**AIM OF THE TASK:**
Retype all the entries word for word, but omit the pictures.

* Start RECORD SET *

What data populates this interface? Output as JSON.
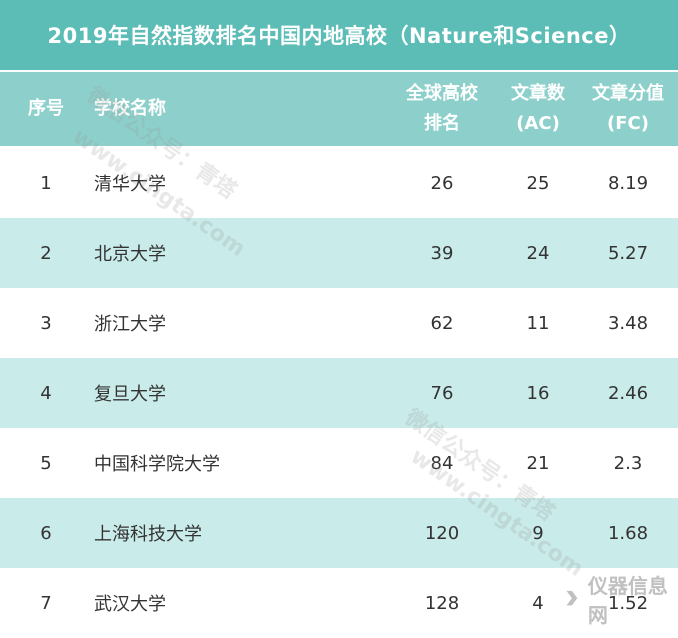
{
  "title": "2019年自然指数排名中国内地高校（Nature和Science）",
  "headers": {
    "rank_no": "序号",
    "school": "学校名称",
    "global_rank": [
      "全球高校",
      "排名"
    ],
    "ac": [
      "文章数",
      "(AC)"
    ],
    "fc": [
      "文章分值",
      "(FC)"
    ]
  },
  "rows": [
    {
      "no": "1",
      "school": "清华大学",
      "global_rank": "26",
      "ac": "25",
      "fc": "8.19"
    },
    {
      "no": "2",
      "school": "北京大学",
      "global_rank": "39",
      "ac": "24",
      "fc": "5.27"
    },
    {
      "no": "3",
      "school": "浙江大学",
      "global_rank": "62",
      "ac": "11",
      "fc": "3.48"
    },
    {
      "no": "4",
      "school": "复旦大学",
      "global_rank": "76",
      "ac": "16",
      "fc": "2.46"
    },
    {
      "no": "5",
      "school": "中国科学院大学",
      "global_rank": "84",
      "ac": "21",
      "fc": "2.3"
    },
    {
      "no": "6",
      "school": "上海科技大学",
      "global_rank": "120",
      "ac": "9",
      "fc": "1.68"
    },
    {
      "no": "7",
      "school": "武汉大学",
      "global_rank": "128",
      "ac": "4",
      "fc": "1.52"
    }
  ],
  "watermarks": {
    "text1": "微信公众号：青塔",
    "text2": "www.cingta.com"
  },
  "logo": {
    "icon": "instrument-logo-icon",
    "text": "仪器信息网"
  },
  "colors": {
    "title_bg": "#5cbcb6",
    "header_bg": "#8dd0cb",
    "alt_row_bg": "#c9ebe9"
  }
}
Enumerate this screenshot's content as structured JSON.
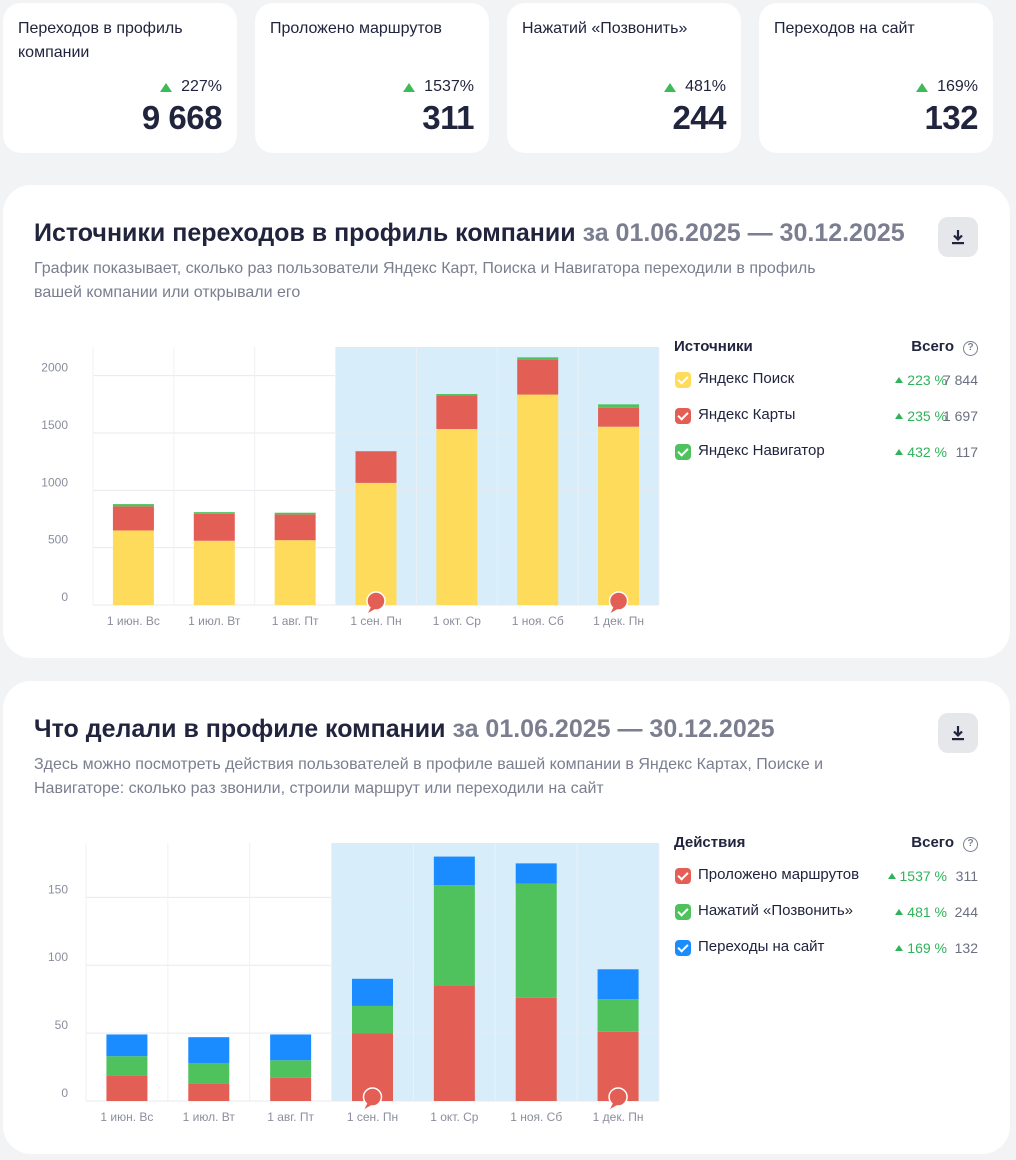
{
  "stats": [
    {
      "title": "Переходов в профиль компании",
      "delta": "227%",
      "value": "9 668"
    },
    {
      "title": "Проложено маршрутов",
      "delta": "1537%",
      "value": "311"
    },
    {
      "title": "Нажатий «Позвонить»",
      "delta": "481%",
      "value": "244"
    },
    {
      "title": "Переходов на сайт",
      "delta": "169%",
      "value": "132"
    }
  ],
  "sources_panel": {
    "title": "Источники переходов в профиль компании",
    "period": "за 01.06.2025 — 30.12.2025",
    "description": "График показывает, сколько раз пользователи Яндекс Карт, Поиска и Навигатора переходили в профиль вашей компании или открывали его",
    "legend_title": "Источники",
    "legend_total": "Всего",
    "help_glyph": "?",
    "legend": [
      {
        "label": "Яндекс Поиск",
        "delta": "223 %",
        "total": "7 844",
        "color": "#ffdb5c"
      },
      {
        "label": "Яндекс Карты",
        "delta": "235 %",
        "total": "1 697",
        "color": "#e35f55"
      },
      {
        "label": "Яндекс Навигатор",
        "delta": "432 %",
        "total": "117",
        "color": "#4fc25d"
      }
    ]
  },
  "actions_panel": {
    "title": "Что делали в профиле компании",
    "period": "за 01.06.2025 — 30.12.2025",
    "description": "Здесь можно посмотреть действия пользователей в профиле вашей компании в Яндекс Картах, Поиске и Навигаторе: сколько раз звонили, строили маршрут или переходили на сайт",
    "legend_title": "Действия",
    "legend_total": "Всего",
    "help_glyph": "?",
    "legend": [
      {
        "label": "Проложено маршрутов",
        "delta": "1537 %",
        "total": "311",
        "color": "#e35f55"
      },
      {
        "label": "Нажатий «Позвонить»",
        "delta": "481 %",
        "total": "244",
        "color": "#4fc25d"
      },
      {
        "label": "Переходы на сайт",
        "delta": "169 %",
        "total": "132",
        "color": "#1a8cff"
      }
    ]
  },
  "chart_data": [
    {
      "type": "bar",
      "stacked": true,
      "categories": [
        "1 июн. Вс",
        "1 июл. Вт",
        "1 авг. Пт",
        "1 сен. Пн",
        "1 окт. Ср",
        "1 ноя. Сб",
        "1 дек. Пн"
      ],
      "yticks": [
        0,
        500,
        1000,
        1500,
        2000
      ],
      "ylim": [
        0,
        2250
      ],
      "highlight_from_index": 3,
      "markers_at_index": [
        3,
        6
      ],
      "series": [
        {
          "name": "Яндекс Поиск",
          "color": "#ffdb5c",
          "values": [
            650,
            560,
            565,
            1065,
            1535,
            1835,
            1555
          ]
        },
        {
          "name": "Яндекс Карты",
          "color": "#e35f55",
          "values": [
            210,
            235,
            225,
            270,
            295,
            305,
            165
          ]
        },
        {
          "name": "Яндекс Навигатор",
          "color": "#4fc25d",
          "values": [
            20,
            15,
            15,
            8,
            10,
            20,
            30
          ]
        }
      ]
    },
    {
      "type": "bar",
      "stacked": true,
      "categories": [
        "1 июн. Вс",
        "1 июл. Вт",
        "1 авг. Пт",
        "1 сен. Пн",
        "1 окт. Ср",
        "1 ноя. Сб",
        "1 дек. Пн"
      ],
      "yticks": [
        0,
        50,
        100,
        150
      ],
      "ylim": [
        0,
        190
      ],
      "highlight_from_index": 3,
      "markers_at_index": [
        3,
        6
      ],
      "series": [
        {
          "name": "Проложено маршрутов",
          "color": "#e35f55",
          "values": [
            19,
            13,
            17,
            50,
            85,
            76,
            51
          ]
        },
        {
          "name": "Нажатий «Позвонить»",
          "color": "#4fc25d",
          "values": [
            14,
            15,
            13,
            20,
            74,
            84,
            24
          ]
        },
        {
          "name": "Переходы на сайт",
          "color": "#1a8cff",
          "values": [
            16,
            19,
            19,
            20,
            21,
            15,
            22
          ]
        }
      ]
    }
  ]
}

* End RECORD SET *

**PROBLEM SOLUTION:**
What data populates this interface? Output as JSON.
{
  "title": "2019年自然指数排名中国内地高校（Nature和Science）",
  "headers": {
    "rank_no": "序号",
    "school": "学校名称",
    "global_rank": [
      "全球高校",
      "排名"
    ],
    "ac": [
      "文章数",
      "(AC)"
    ],
    "fc": [
      "文章分值",
      "(FC)"
    ]
  },
  "rows": [
    {
      "no": "1",
      "school": "清华大学",
      "global_rank": "26",
      "ac": "25",
      "fc": "8.19"
    },
    {
      "no": "2",
      "school": "北京大学",
      "global_rank": "39",
      "ac": "24",
      "fc": "5.27"
    },
    {
      "no": "3",
      "school": "浙江大学",
      "global_rank": "62",
      "ac": "11",
      "fc": "3.48"
    },
    {
      "no": "4",
      "school": "复旦大学",
      "global_rank": "76",
      "ac": "16",
      "fc": "2.46"
    },
    {
      "no": "5",
      "school": "中国科学院大学",
      "global_rank": "84",
      "ac": "21",
      "fc": "2.3"
    },
    {
      "no": "6",
      "school": "上海科技大学",
      "global_rank": "120",
      "ac": "9",
      "fc": "1.68"
    },
    {
      "no": "7",
      "school": "武汉大学",
      "global_rank": "128",
      "ac": "4",
      "fc": "1.52"
    }
  ],
  "watermarks": {
    "text1": "微信公众号：青塔",
    "text2": "www.cingta.com"
  },
  "logo": {
    "icon": "instrument-logo-icon",
    "text": "仪器信息网"
  },
  "colors": {
    "title_bg": "#5cbcb6",
    "header_bg": "#8dd0cb",
    "alt_row_bg": "#c9ebe9"
  }
}
Enumerate this screenshot's content as structured JSON.
{
  "stats": [
    {
      "title": "Переходов в профиль компании",
      "delta": "227%",
      "value": "9 668"
    },
    {
      "title": "Проложено маршрутов",
      "delta": "1537%",
      "value": "311"
    },
    {
      "title": "Нажатий «Позвонить»",
      "delta": "481%",
      "value": "244"
    },
    {
      "title": "Переходов на сайт",
      "delta": "169%",
      "value": "132"
    }
  ],
  "sources_panel": {
    "title": "Источники переходов в профиль компании",
    "period": "за 01.06.2025 — 30.12.2025",
    "description": "График показывает, сколько раз пользователи Яндекс Карт, Поиска и Навигатора переходили в профиль вашей компании или открывали его",
    "legend_title": "Источники",
    "legend_total": "Всего",
    "help_glyph": "?",
    "legend": [
      {
        "label": "Яндекс Поиск",
        "delta": "223 %",
        "total": "7 844",
        "color": "#ffdb5c"
      },
      {
        "label": "Яндекс Карты",
        "delta": "235 %",
        "total": "1 697",
        "color": "#e35f55"
      },
      {
        "label": "Яндекс Навигатор",
        "delta": "432 %",
        "total": "117",
        "color": "#4fc25d"
      }
    ]
  },
  "actions_panel": {
    "title": "Что делали в профиле компании",
    "period": "за 01.06.2025 — 30.12.2025",
    "description": "Здесь можно посмотреть действия пользователей в профиле вашей компании в Яндекс Картах, Поиске и Навигаторе: сколько раз звонили, строили маршрут или переходили на сайт",
    "legend_title": "Действия",
    "legend_total": "Всего",
    "help_glyph": "?",
    "legend": [
      {
        "label": "Проложено маршрутов",
        "delta": "1537 %",
        "total": "311",
        "color": "#e35f55"
      },
      {
        "label": "Нажатий «Позвонить»",
        "delta": "481 %",
        "total": "244",
        "color": "#4fc25d"
      },
      {
        "label": "Переходы на сайт",
        "delta": "169 %",
        "total": "132",
        "color": "#1a8cff"
      }
    ]
  },
  "chart_data": [
    {
      "type": "bar",
      "stacked": true,
      "categories": [
        "1 июн. Вс",
        "1 июл. Вт",
        "1 авг. Пт",
        "1 сен. Пн",
        "1 окт. Ср",
        "1 ноя. Сб",
        "1 дек. Пн"
      ],
      "yticks": [
        0,
        500,
        1000,
        1500,
        2000
      ],
      "ylim": [
        0,
        2250
      ],
      "highlight_from_index": 3,
      "markers_at_index": [
        3,
        6
      ],
      "series": [
        {
          "name": "Яндекс Поиск",
          "color": "#ffdb5c",
          "values": [
            650,
            560,
            565,
            1065,
            1535,
            1835,
            1555
          ]
        },
        {
          "name": "Яндекс Карты",
          "color": "#e35f55",
          "values": [
            210,
            235,
            225,
            270,
            295,
            305,
            165
          ]
        },
        {
          "name": "Яндекс Навигатор",
          "color": "#4fc25d",
          "values": [
            20,
            15,
            15,
            8,
            10,
            20,
            30
          ]
        }
      ]
    },
    {
      "type": "bar",
      "stacked": true,
      "categories": [
        "1 июн. Вс",
        "1 июл. Вт",
        "1 авг. Пт",
        "1 сен. Пн",
        "1 окт. Ср",
        "1 ноя. Сб",
        "1 дек. Пн"
      ],
      "yticks": [
        0,
        50,
        100,
        150
      ],
      "ylim": [
        0,
        190
      ],
      "highlight_from_index": 3,
      "markers_at_index": [
        3,
        6
      ],
      "series": [
        {
          "name": "Проложено маршрутов",
          "color": "#e35f55",
          "values": [
            19,
            13,
            17,
            50,
            85,
            76,
            51
          ]
        },
        {
          "name": "Нажатий «Позвонить»",
          "color": "#4fc25d",
          "values": [
            14,
            15,
            13,
            20,
            74,
            84,
            24
          ]
        },
        {
          "name": "Переходы на сайт",
          "color": "#1a8cff",
          "values": [
            16,
            19,
            19,
            20,
            21,
            15,
            22
          ]
        }
      ]
    }
  ]
}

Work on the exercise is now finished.